> **Input for this task**:
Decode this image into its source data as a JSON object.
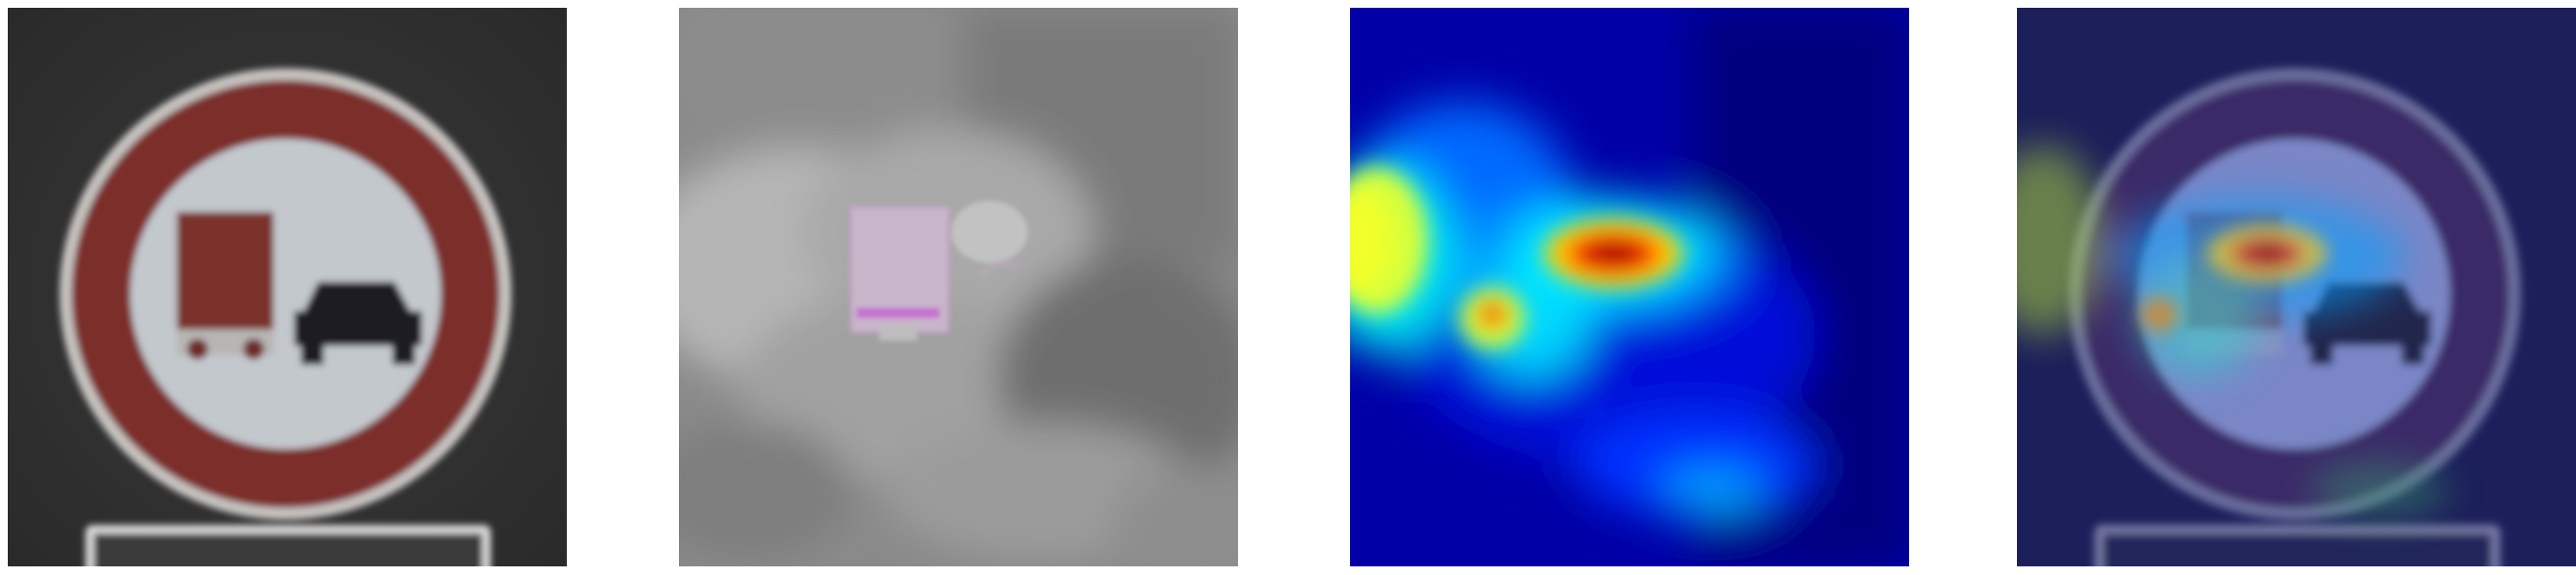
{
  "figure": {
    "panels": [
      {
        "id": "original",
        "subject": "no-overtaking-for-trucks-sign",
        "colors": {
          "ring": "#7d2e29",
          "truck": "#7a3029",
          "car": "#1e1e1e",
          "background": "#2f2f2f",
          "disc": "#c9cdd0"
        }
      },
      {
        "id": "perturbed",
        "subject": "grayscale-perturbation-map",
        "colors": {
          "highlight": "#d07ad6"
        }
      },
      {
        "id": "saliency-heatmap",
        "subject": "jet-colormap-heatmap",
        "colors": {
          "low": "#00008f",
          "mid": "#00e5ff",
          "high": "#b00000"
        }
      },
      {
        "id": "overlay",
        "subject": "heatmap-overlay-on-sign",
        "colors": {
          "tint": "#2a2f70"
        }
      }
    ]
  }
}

> **The exercise**: List the lines of the material in which the word "sign" occurs.

> **Answer to this exercise**:
        "subject": "no-overtaking-for-trucks-sign",
        "subject": "heatmap-overlay-on-sign",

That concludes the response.